» **Given problem**:
Repeat each line of the material below exactly as it appears, minus any pictures.
⟨
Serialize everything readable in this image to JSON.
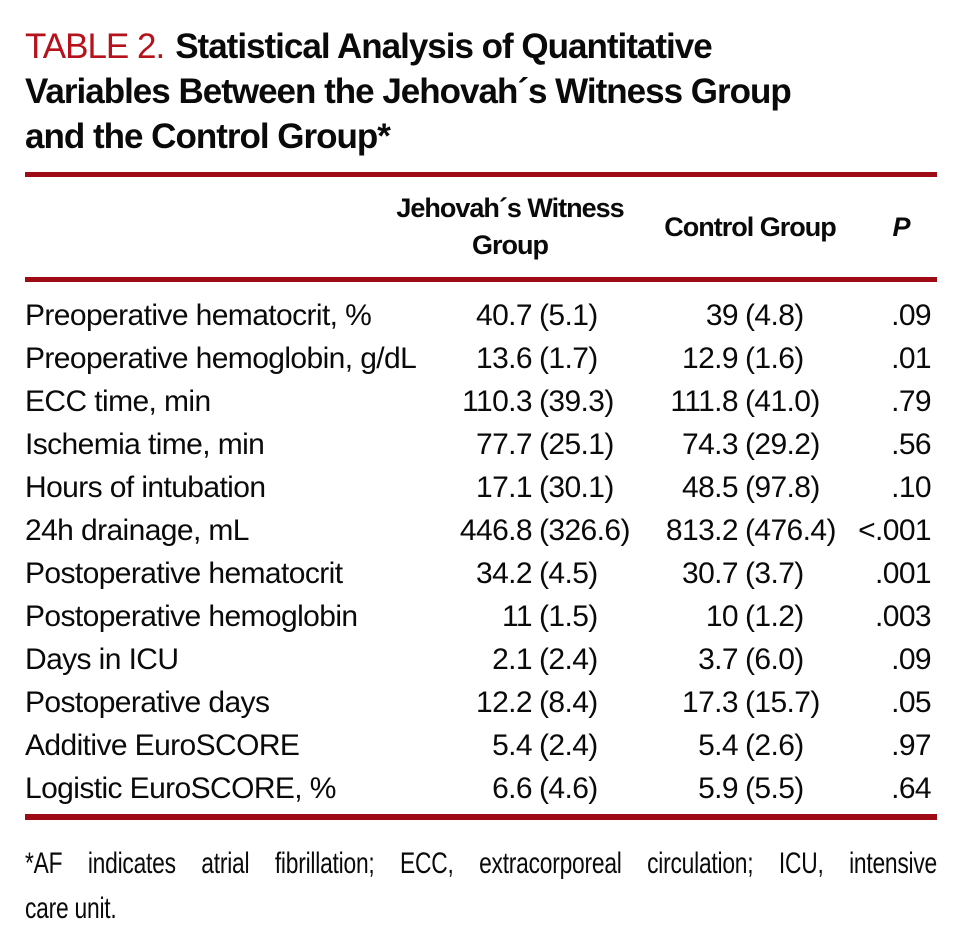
{
  "title": {
    "label": "TABLE 2.",
    "line1": "Statistical Analysis of Quantitative",
    "line2": "Variables Between the Jehovah´s Witness Group",
    "line3": "and the Control Group*"
  },
  "header": {
    "variable": "",
    "jw_group": "Jehovah´s Witness Group",
    "control_group": "Control Group",
    "p": "P"
  },
  "rows": [
    {
      "label": "Preoperative hematocrit, %",
      "jw_mean": "40.7",
      "jw_sd": "(5.1)",
      "control_mean": "39",
      "control_sd": "(4.8)",
      "p": ".09"
    },
    {
      "label": "Preoperative hemoglobin, g/dL",
      "jw_mean": "13.6",
      "jw_sd": "(1.7)",
      "control_mean": "12.9",
      "control_sd": "(1.6)",
      "p": ".01"
    },
    {
      "label": "ECC time, min",
      "jw_mean": "110.3",
      "jw_sd": "(39.3)",
      "control_mean": "111.8",
      "control_sd": "(41.0)",
      "p": ".79"
    },
    {
      "label": "Ischemia time, min",
      "jw_mean": "77.7",
      "jw_sd": "(25.1)",
      "control_mean": "74.3",
      "control_sd": "(29.2)",
      "p": ".56"
    },
    {
      "label": "Hours of intubation",
      "jw_mean": "17.1",
      "jw_sd": "(30.1)",
      "control_mean": "48.5",
      "control_sd": "(97.8)",
      "p": ".10"
    },
    {
      "label": "24h drainage, mL",
      "jw_mean": "446.8",
      "jw_sd": "(326.6)",
      "control_mean": "813.2",
      "control_sd": "(476.4)",
      "p": "<.001"
    },
    {
      "label": "Postoperative hematocrit",
      "jw_mean": "34.2",
      "jw_sd": "(4.5)",
      "control_mean": "30.7",
      "control_sd": "(3.7)",
      "p": ".001"
    },
    {
      "label": "Postoperative hemoglobin",
      "jw_mean": "11",
      "jw_sd": "(1.5)",
      "control_mean": "10",
      "control_sd": "(1.2)",
      "p": ".003"
    },
    {
      "label": "Days in ICU",
      "jw_mean": "2.1",
      "jw_sd": "(2.4)",
      "control_mean": "3.7",
      "control_sd": "(6.0)",
      "p": ".09"
    },
    {
      "label": "Postoperative days",
      "jw_mean": "12.2",
      "jw_sd": "(8.4)",
      "control_mean": "17.3",
      "control_sd": "(15.7)",
      "p": ".05"
    },
    {
      "label": "Additive EuroSCORE",
      "jw_mean": "5.4",
      "jw_sd": "(2.4)",
      "control_mean": "5.4",
      "control_sd": "(2.6)",
      "p": ".97"
    },
    {
      "label": "Logistic EuroSCORE, %",
      "jw_mean": "6.6",
      "jw_sd": "(4.6)",
      "control_mean": "5.9",
      "control_sd": "(5.5)",
      "p": ".64"
    }
  ],
  "footnote": {
    "line1": "*AF indicates atrial fibrillation; ECC, extracorporeal circulation; ICU, intensive",
    "line2": "care unit."
  },
  "colors": {
    "rule_red": "#9e0b14",
    "title_red": "#b5121c"
  }
}
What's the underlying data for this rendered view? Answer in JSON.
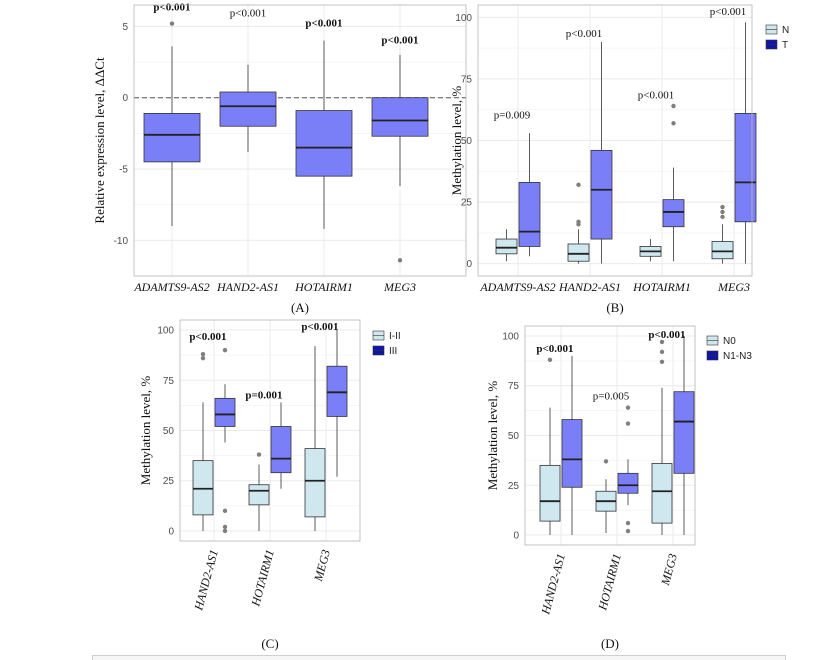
⟩
» **The response**:
Serialize everything readable in this image to JSON.
{
  "title": {
    "label": "TABLE 2.",
    "line1": "Statistical Analysis of Quantitative",
    "line2": "Variables Between the Jehovah´s Witness Group",
    "line3": "and the Control Group*"
  },
  "header": {
    "variable": "",
    "jw_group": "Jehovah´s Witness Group",
    "control_group": "Control Group",
    "p": "P"
  },
  "rows": [
    {
      "label": "Preoperative hematocrit, %",
      "jw_mean": "40.7",
      "jw_sd": "(5.1)",
      "control_mean": "39",
      "control_sd": "(4.8)",
      "p": ".09"
    },
    {
      "label": "Preoperative hemoglobin, g/dL",
      "jw_mean": "13.6",
      "jw_sd": "(1.7)",
      "control_mean": "12.9",
      "control_sd": "(1.6)",
      "p": ".01"
    },
    {
      "label": "ECC time, min",
      "jw_mean": "110.3",
      "jw_sd": "(39.3)",
      "control_mean": "111.8",
      "control_sd": "(41.0)",
      "p": ".79"
    },
    {
      "label": "Ischemia time, min",
      "jw_mean": "77.7",
      "jw_sd": "(25.1)",
      "control_mean": "74.3",
      "control_sd": "(29.2)",
      "p": ".56"
    },
    {
      "label": "Hours of intubation",
      "jw_mean": "17.1",
      "jw_sd": "(30.1)",
      "control_mean": "48.5",
      "control_sd": "(97.8)",
      "p": ".10"
    },
    {
      "label": "24h drainage, mL",
      "jw_mean": "446.8",
      "jw_sd": "(326.6)",
      "control_mean": "813.2",
      "control_sd": "(476.4)",
      "p": "<.001"
    },
    {
      "label": "Postoperative hematocrit",
      "jw_mean": "34.2",
      "jw_sd": "(4.5)",
      "control_mean": "30.7",
      "control_sd": "(3.7)",
      "p": ".001"
    },
    {
      "label": "Postoperative hemoglobin",
      "jw_mean": "11",
      "jw_sd": "(1.5)",
      "control_mean": "10",
      "control_sd": "(1.2)",
      "p": ".003"
    },
    {
      "label": "Days in ICU",
      "jw_mean": "2.1",
      "jw_sd": "(2.4)",
      "control_mean": "3.7",
      "control_sd": "(6.0)",
      "p": ".09"
    },
    {
      "label": "Postoperative days",
      "jw_mean": "12.2",
      "jw_sd": "(8.4)",
      "control_mean": "17.3",
      "control_sd": "(15.7)",
      "p": ".05"
    },
    {
      "label": "Additive EuroSCORE",
      "jw_mean": "5.4",
      "jw_sd": "(2.4)",
      "control_mean": "5.4",
      "control_sd": "(2.6)",
      "p": ".97"
    },
    {
      "label": "Logistic EuroSCORE, %",
      "jw_mean": "6.6",
      "jw_sd": "(4.6)",
      "control_mean": "5.9",
      "control_sd": "(5.5)",
      "p": ".64"
    }
  ],
  "footnote": {
    "line1": "*AF indicates atrial fibrillation; ECC, extracorporeal circulation; ICU, intensive",
    "line2": "care unit."
  },
  "colors": {
    "rule_red": "#9e0b14",
    "title_red": "#b5121c"
  }
}
What's the underlying data for this rendered view? Answer in JSON.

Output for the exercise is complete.